* **WHAT YOU WILL DO**
Find every line with the word "correct". Copy those lines.
## begin DATASET
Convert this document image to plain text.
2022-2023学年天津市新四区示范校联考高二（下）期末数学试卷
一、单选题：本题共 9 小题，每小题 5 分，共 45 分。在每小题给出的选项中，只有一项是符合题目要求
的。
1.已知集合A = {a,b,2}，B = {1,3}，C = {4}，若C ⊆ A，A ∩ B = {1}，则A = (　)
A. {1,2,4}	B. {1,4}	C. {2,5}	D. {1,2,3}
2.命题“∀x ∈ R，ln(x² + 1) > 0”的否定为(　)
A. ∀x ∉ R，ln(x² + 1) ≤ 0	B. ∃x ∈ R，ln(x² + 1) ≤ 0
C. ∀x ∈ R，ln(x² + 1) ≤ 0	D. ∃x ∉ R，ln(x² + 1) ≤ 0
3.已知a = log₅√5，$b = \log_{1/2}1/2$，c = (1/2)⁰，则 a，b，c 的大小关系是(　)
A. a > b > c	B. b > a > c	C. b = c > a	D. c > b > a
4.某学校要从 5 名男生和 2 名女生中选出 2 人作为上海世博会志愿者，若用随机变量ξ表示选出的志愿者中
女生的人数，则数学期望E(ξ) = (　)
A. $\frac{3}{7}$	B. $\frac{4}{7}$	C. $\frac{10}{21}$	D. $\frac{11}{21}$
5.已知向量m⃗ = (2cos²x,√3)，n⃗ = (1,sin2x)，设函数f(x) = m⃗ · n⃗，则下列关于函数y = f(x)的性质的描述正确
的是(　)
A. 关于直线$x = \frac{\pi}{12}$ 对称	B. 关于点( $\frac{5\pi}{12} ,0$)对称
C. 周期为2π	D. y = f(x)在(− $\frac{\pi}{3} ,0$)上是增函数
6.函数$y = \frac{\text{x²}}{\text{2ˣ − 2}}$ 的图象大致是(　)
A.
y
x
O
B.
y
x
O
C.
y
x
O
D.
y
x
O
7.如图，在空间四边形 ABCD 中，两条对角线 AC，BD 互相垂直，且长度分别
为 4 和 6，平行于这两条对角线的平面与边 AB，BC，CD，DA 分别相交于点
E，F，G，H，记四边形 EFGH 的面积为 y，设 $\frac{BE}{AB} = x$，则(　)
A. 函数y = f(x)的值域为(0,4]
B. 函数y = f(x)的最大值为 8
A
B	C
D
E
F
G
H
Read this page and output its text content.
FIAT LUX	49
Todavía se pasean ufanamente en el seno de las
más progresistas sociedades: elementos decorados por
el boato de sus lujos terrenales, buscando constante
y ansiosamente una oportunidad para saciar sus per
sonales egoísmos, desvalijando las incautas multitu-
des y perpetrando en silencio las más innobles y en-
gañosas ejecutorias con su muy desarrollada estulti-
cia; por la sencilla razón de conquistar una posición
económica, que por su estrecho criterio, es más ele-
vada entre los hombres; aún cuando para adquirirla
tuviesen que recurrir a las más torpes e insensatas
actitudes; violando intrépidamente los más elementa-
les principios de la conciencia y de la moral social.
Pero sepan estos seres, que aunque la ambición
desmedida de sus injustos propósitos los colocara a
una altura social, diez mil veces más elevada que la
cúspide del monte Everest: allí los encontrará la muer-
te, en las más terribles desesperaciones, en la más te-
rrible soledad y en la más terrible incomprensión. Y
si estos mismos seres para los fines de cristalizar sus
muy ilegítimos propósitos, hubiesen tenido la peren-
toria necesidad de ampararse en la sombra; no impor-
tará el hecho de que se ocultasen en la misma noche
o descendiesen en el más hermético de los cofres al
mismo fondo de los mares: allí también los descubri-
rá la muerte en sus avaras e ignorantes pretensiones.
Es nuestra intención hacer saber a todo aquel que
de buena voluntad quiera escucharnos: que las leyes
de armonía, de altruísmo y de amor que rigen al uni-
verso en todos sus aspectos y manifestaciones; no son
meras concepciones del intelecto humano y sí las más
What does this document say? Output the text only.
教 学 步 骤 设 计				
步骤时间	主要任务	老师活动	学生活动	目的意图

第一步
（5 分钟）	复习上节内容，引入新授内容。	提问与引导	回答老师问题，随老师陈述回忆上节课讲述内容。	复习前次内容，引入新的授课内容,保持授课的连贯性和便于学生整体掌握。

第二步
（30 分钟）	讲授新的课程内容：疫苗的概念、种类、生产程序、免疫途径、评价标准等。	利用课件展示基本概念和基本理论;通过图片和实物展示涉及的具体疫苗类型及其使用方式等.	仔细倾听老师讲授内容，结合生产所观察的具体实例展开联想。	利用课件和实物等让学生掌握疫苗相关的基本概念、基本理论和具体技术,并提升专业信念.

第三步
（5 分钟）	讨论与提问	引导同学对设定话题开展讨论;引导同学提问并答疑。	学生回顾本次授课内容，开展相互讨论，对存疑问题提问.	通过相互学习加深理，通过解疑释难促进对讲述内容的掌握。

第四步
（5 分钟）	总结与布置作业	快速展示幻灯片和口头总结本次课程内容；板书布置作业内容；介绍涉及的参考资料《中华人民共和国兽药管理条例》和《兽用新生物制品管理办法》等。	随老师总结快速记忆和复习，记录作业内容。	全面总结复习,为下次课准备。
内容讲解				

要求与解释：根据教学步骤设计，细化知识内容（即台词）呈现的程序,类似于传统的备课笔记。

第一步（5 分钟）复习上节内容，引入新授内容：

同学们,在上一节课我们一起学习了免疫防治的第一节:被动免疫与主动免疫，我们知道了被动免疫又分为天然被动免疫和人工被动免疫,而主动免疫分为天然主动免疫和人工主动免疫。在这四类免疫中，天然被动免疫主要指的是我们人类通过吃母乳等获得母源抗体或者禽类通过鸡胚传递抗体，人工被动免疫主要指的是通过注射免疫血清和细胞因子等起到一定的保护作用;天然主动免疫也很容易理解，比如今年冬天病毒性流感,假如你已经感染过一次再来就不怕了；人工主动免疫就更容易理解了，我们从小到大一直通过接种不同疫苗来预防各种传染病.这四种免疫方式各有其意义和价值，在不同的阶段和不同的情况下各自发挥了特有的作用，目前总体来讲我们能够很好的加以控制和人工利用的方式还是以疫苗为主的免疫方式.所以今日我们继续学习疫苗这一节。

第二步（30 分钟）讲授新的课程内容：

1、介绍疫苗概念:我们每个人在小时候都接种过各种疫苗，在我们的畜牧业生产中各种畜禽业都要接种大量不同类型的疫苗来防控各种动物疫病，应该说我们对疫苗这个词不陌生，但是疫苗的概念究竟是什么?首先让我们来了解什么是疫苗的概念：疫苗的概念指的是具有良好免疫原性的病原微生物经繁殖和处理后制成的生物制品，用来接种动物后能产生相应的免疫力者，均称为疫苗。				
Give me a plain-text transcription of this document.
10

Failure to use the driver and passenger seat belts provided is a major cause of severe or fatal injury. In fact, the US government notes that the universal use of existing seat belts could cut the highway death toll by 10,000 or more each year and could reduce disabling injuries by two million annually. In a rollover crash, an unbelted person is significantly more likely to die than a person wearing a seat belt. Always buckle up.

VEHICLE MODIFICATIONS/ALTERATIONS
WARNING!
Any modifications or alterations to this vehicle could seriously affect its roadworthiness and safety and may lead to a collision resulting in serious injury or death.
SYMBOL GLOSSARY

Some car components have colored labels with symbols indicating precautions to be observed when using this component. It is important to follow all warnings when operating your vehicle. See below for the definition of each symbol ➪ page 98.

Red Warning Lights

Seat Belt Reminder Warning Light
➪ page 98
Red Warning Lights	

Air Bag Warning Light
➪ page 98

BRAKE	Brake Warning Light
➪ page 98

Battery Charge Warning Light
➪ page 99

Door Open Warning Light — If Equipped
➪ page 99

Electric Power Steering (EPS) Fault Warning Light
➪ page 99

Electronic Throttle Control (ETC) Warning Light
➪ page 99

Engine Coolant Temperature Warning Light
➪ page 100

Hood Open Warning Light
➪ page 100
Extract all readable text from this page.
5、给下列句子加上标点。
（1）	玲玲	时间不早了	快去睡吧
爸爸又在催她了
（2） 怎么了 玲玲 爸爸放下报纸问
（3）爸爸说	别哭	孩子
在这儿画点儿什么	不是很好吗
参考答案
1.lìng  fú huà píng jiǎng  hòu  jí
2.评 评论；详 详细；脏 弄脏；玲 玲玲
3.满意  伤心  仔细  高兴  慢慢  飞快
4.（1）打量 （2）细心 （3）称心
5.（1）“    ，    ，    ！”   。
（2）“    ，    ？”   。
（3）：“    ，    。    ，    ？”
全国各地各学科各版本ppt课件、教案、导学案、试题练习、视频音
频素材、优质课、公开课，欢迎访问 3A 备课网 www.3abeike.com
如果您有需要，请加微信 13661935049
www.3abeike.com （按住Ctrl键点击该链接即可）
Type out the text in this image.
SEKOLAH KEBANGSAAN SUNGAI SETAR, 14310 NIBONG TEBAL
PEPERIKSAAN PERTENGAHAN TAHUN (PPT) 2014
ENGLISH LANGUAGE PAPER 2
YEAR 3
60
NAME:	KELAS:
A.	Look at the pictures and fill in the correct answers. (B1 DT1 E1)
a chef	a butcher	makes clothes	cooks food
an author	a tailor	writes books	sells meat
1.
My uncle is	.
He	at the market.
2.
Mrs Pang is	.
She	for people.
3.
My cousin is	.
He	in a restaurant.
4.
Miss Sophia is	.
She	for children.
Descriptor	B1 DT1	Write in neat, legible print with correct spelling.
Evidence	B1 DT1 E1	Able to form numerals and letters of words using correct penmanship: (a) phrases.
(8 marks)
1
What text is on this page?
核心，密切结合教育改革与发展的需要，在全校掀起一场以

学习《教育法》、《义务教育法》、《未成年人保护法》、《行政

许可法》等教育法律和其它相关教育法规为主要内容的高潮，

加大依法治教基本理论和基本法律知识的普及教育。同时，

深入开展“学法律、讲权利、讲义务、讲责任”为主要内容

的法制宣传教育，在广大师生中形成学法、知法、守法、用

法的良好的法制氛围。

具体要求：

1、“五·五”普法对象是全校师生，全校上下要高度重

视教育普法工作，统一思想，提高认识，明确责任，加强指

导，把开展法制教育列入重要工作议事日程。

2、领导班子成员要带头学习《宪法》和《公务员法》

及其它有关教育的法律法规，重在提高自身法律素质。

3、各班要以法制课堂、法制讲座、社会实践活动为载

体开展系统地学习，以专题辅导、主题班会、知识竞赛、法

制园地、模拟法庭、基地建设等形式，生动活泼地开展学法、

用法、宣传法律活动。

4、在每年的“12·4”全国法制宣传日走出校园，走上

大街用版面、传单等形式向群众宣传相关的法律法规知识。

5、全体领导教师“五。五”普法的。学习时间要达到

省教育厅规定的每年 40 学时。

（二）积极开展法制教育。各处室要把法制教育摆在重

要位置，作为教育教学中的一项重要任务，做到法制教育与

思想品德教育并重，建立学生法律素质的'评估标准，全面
## end DATASET
* **REPLY**
A.	Look at the pictures and fill in the correct answers. (B1 DT1 E1)
Descriptor	B1 DT1	Write in neat, legible print with correct spelling.
Evidence	B1 DT1 E1	Able to form numerals and letters of words using correct penmanship: (a) phrases.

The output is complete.